SUPPLIED DATA:
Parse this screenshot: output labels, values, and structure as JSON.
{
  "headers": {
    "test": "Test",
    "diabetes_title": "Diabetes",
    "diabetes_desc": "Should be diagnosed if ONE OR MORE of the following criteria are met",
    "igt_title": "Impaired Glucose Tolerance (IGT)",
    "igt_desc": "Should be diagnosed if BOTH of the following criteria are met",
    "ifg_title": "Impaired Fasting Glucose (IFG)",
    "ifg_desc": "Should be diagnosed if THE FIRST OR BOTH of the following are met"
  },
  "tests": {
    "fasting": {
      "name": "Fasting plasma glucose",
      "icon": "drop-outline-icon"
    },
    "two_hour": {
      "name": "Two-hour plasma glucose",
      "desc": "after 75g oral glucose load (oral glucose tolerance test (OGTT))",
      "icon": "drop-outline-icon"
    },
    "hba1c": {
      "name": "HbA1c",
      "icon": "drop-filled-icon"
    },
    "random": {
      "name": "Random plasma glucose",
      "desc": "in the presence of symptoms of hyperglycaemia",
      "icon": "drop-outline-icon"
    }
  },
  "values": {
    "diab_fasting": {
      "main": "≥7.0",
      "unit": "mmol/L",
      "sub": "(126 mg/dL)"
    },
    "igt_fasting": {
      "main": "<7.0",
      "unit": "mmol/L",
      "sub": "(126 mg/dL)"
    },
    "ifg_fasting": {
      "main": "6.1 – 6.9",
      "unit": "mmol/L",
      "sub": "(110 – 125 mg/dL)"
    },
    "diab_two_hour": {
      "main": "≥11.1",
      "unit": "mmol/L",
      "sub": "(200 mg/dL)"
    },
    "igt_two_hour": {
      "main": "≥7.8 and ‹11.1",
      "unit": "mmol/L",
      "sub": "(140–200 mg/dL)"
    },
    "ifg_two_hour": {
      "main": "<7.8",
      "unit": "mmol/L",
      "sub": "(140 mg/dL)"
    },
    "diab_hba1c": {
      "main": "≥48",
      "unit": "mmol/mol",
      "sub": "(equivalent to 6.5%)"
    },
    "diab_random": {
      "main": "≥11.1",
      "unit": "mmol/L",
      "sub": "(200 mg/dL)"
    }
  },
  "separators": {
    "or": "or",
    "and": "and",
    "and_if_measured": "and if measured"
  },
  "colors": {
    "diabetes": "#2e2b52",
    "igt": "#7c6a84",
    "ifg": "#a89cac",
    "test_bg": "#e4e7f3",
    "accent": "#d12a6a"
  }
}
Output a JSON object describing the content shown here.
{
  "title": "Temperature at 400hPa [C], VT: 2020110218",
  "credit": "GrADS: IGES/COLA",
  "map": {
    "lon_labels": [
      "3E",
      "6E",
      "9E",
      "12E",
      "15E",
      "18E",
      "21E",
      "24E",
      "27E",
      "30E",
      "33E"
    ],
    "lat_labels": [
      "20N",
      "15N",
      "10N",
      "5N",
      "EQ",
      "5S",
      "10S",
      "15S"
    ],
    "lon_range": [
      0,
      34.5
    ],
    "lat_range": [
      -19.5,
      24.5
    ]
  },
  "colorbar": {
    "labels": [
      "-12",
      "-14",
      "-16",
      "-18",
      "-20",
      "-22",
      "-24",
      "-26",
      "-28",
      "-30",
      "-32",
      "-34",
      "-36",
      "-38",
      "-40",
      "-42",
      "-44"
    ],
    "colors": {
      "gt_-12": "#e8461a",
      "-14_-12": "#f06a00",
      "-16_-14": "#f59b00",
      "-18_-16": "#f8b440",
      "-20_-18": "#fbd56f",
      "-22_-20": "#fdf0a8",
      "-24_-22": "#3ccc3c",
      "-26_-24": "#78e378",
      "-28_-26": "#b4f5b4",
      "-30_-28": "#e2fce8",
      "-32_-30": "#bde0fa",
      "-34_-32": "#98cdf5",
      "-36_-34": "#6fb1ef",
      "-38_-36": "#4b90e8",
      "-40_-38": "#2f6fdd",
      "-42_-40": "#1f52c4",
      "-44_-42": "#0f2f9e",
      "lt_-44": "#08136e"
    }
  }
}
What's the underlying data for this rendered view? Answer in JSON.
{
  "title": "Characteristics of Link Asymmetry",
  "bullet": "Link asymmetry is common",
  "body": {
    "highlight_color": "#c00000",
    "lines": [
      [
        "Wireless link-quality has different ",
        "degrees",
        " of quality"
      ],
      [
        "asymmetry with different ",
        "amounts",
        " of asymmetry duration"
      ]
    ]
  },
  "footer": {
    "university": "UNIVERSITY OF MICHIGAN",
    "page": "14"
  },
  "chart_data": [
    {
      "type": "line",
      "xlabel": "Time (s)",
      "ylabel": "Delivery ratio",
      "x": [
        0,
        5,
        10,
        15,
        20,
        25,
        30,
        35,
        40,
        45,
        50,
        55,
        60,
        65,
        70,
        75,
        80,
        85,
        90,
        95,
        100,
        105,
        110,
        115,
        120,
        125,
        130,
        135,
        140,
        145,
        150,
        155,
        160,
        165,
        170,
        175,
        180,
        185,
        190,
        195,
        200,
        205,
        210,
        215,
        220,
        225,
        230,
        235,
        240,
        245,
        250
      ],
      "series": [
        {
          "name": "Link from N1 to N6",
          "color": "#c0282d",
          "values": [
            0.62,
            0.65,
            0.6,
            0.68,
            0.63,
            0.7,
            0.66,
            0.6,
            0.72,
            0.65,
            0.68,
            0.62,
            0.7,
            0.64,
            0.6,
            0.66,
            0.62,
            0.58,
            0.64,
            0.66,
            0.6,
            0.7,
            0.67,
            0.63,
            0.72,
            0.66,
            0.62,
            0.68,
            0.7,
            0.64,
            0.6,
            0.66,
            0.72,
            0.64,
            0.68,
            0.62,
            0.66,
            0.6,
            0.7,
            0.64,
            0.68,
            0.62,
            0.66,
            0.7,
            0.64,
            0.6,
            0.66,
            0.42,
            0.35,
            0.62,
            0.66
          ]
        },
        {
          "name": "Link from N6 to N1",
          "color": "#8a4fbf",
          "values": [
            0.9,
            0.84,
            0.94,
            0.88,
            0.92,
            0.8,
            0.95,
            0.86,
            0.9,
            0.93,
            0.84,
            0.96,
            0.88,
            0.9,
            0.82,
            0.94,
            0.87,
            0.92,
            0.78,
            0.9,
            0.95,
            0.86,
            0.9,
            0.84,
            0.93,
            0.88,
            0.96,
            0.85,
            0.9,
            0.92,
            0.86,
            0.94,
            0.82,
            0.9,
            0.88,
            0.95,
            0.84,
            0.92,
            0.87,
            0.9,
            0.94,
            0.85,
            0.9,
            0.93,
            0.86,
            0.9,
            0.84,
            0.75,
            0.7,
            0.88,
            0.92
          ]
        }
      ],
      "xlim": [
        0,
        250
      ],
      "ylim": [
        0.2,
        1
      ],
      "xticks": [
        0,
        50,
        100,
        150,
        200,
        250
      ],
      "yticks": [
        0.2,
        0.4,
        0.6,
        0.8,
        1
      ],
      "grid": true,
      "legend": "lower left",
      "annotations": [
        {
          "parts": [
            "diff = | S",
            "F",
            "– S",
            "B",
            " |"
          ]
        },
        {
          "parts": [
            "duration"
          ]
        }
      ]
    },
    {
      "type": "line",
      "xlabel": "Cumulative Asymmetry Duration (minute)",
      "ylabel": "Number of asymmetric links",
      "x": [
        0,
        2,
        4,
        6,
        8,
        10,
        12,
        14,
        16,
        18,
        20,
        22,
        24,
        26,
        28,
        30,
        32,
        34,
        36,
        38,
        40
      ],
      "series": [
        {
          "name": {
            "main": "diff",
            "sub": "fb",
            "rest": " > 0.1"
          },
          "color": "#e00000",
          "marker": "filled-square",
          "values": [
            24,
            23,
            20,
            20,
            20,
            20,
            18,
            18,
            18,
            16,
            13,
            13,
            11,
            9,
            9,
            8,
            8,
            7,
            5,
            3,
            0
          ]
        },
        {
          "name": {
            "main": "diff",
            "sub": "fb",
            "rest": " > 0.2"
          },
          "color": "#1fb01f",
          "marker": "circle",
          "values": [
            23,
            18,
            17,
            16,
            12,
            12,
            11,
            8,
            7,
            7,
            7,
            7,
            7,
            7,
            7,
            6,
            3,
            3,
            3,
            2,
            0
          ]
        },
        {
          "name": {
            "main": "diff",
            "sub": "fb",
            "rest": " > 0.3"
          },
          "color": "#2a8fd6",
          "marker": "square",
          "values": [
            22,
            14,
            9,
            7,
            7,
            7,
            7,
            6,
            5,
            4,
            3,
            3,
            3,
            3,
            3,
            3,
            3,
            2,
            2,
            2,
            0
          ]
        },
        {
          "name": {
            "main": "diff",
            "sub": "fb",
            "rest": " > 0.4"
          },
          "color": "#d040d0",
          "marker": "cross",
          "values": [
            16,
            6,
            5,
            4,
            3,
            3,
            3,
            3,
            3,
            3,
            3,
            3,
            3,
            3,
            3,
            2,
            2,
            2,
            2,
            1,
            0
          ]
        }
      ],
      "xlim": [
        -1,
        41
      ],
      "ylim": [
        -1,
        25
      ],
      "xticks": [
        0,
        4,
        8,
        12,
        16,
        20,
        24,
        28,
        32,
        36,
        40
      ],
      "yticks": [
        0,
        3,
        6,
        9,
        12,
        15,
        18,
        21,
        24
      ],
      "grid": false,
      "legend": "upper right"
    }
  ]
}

OBJECTIVE: Count every line in the data where the string "legend" occurs. Give nothing except the number.

SOLUTION: 2